◆ Rows from a dataset:
■ ■ ■ ■ ■ ■ ■

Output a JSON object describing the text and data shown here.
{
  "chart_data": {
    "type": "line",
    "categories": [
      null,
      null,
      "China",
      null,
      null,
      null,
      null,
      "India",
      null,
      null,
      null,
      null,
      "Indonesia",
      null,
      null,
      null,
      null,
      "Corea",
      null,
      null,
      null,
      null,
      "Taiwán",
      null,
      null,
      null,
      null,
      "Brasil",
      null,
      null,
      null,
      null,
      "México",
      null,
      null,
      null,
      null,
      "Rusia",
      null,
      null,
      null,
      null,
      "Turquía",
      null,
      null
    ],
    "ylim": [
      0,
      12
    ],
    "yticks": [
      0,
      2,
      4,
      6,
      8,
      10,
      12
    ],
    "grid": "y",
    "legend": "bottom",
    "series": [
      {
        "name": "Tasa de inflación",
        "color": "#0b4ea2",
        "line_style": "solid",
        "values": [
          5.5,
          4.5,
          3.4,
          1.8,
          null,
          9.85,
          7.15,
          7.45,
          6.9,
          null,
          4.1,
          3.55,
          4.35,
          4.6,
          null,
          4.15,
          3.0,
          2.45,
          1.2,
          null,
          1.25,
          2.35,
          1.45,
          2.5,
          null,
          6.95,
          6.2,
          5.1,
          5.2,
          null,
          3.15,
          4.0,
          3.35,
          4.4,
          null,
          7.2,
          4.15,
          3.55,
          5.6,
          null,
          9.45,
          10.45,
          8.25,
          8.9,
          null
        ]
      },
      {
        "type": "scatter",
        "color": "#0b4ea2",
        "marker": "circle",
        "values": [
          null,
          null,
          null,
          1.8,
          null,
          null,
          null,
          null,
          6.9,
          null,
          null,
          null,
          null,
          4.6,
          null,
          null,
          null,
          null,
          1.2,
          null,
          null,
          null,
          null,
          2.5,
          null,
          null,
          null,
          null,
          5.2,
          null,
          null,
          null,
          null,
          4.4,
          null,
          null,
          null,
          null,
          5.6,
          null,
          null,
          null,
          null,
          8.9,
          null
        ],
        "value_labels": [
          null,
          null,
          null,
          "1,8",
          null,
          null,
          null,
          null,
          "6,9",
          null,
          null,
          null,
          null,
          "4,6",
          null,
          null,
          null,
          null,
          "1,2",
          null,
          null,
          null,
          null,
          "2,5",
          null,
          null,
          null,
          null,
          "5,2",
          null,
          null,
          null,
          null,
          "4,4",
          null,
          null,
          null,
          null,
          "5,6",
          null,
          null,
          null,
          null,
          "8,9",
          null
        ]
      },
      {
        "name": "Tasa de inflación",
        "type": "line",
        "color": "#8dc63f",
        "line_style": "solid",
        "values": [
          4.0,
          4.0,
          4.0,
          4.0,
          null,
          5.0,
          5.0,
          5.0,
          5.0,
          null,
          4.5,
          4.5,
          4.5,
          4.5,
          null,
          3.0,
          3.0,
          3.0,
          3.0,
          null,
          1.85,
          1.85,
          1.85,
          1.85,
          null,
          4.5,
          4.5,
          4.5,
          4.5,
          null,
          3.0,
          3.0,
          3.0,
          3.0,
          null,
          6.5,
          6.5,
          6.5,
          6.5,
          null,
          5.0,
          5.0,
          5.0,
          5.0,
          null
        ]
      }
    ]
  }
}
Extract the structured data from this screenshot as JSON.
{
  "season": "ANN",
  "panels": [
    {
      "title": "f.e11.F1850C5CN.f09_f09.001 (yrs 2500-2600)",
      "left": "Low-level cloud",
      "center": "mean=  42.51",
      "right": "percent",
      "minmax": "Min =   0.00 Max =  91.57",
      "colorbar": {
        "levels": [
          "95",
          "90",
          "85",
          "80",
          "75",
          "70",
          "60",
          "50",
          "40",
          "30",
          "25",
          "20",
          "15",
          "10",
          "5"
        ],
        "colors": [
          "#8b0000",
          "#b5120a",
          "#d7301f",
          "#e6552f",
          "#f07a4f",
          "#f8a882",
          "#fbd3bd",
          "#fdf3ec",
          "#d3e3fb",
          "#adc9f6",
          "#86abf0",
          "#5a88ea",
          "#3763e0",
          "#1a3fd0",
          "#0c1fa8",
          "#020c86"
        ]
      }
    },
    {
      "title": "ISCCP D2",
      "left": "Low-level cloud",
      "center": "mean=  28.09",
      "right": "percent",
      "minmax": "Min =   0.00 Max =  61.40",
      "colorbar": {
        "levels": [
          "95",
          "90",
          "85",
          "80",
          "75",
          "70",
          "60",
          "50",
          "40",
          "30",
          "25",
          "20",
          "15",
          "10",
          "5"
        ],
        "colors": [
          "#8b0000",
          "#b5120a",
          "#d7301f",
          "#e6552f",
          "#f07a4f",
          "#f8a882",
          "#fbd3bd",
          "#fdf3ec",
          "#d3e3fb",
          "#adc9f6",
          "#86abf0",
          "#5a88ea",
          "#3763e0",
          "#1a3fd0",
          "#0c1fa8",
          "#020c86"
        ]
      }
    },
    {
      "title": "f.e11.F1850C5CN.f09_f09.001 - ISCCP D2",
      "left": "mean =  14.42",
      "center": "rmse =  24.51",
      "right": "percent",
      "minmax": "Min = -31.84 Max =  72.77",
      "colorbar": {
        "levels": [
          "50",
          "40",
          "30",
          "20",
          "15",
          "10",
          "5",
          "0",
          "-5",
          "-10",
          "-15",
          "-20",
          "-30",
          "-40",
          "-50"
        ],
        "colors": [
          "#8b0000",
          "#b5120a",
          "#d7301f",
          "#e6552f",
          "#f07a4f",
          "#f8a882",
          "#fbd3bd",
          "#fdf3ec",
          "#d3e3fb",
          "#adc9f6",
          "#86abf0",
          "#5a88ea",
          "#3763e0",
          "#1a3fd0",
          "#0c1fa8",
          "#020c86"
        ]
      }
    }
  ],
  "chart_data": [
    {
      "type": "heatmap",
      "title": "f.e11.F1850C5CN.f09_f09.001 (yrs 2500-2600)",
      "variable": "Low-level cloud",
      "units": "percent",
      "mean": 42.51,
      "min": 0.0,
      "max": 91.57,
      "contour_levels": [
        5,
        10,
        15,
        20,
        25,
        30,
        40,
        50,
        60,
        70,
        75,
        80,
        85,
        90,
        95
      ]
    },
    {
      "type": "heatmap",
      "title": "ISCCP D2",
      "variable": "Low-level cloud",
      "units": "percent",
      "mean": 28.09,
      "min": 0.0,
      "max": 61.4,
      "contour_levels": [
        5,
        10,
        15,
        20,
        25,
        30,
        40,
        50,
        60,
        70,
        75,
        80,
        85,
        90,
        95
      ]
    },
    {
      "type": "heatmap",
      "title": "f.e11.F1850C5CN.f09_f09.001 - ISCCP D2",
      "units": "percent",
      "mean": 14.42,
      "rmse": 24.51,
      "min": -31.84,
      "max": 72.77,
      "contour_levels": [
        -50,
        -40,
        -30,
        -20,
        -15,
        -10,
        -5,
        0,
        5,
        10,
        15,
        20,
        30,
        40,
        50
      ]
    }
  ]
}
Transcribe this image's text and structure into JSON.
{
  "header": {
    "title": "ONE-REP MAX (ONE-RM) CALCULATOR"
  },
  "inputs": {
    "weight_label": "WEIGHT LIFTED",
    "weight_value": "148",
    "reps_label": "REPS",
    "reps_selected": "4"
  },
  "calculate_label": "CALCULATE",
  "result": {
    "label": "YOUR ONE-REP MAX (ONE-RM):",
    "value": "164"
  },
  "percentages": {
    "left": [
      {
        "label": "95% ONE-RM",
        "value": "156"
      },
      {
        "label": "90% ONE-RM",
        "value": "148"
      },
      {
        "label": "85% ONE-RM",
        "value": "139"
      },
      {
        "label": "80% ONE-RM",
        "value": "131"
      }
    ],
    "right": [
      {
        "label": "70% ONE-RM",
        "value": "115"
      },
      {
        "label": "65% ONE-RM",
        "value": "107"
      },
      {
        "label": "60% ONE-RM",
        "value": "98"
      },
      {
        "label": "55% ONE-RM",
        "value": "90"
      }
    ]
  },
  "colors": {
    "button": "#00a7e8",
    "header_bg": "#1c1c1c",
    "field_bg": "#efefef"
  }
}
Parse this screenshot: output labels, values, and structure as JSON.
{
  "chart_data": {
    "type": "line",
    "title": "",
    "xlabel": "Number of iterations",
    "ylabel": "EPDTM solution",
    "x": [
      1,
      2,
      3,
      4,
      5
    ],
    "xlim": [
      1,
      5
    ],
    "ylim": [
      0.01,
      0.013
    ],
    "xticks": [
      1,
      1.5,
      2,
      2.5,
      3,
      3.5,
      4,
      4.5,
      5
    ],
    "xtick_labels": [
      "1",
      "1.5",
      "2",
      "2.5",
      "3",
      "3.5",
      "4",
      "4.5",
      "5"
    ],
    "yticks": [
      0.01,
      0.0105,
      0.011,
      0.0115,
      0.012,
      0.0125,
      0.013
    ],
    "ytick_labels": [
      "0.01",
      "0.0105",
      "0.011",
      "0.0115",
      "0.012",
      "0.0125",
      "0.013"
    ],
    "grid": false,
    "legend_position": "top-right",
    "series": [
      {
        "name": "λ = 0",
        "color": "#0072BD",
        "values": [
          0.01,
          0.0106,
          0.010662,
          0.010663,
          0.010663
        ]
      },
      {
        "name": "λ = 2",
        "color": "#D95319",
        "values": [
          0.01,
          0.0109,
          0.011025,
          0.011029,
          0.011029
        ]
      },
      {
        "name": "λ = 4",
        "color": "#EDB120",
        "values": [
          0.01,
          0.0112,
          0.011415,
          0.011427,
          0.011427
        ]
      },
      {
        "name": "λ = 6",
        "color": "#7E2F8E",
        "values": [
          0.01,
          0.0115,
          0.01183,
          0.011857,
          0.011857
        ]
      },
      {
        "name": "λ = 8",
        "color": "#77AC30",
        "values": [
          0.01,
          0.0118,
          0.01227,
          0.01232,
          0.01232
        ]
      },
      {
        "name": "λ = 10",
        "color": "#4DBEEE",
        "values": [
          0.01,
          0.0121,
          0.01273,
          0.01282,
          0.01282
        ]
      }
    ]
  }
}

■ ■ ■ ■ ■ ■ ■

Search the records for the word "this". Copy every line that has it.

◆ EXERCISE OUTPUT:
Extract the structured data from this screenshot as JSON.
Transcribe this image's text and structure into JSON.
Parse this screenshot: output labels, values, and structure as JSON.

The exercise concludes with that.